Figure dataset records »
═══
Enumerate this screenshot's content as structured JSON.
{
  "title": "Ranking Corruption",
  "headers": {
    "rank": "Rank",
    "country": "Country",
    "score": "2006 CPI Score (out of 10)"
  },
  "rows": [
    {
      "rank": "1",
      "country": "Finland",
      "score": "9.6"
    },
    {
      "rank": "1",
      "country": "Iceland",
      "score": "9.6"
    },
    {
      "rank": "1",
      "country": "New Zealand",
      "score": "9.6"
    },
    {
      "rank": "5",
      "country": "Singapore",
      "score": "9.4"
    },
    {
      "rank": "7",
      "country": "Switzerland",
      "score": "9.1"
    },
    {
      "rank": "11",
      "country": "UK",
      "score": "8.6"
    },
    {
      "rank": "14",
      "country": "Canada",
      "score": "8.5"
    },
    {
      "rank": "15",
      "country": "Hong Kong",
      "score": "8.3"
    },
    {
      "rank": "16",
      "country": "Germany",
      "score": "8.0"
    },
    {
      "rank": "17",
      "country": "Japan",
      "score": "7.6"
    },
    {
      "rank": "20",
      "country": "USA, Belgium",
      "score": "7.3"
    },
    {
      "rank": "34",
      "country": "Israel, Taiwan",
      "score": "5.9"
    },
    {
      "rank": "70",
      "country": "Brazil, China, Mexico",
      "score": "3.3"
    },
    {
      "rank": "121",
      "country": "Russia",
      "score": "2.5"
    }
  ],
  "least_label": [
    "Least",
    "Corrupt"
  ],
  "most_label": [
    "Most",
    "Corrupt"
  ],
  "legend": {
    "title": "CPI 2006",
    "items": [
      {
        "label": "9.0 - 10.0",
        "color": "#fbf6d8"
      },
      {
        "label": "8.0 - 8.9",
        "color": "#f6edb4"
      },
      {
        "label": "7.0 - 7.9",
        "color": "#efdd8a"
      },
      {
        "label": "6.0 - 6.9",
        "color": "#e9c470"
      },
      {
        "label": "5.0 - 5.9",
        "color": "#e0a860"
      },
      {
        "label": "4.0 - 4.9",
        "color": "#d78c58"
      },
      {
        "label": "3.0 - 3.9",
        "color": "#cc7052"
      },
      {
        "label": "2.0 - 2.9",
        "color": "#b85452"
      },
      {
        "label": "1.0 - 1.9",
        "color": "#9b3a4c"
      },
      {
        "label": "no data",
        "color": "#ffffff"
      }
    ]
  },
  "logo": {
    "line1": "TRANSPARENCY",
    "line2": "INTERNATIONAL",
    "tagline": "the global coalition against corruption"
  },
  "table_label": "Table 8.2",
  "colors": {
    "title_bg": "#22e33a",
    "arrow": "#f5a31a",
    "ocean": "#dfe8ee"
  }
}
═══
DIRECTIONS » Show the data once more, exactly as it was written.

THE OUTPUT »
Enumerate this screenshot's content as structured JSON.
{
  "title": "Ranking Corruption",
  "headers": {
    "rank": "Rank",
    "country": "Country",
    "score": "2006 CPI Score (out of 10)"
  },
  "rows": [
    {
      "rank": "1",
      "country": "Finland",
      "score": "9.6"
    },
    {
      "rank": "1",
      "country": "Iceland",
      "score": "9.6"
    },
    {
      "rank": "1",
      "country": "New Zealand",
      "score": "9.6"
    },
    {
      "rank": "5",
      "country": "Singapore",
      "score": "9.4"
    },
    {
      "rank": "7",
      "country": "Switzerland",
      "score": "9.1"
    },
    {
      "rank": "11",
      "country": "UK",
      "score": "8.6"
    },
    {
      "rank": "14",
      "country": "Canada",
      "score": "8.5"
    },
    {
      "rank": "15",
      "country": "Hong Kong",
      "score": "8.3"
    },
    {
      "rank": "16",
      "country": "Germany",
      "score": "8.0"
    },
    {
      "rank": "17",
      "country": "Japan",
      "score": "7.6"
    },
    {
      "rank": "20",
      "country": "USA, Belgium",
      "score": "7.3"
    },
    {
      "rank": "34",
      "country": "Israel, Taiwan",
      "score": "5.9"
    },
    {
      "rank": "70",
      "country": "Brazil, China, Mexico",
      "score": "3.3"
    },
    {
      "rank": "121",
      "country": "Russia",
      "score": "2.5"
    }
  ],
  "least_label": [
    "Least",
    "Corrupt"
  ],
  "most_label": [
    "Most",
    "Corrupt"
  ],
  "legend": {
    "title": "CPI 2006",
    "items": [
      {
        "label": "9.0 - 10.0",
        "color": "#fbf6d8"
      },
      {
        "label": "8.0 - 8.9",
        "color": "#f6edb4"
      },
      {
        "label": "7.0 - 7.9",
        "color": "#efdd8a"
      },
      {
        "label": "6.0 - 6.9",
        "color": "#e9c470"
      },
      {
        "label": "5.0 - 5.9",
        "color": "#e0a860"
      },
      {
        "label": "4.0 - 4.9",
        "color": "#d78c58"
      },
      {
        "label": "3.0 - 3.9",
        "color": "#cc7052"
      },
      {
        "label": "2.0 - 2.9",
        "color": "#b85452"
      },
      {
        "label": "1.0 - 1.9",
        "color": "#9b3a4c"
      },
      {
        "label": "no data",
        "color": "#ffffff"
      }
    ]
  },
  "logo": {
    "line1": "TRANSPARENCY",
    "line2": "INTERNATIONAL",
    "tagline": "the global coalition against corruption"
  },
  "table_label": "Table 8.2",
  "colors": {
    "title_bg": "#22e33a",
    "arrow": "#f5a31a",
    "ocean": "#dfe8ee"
  }
}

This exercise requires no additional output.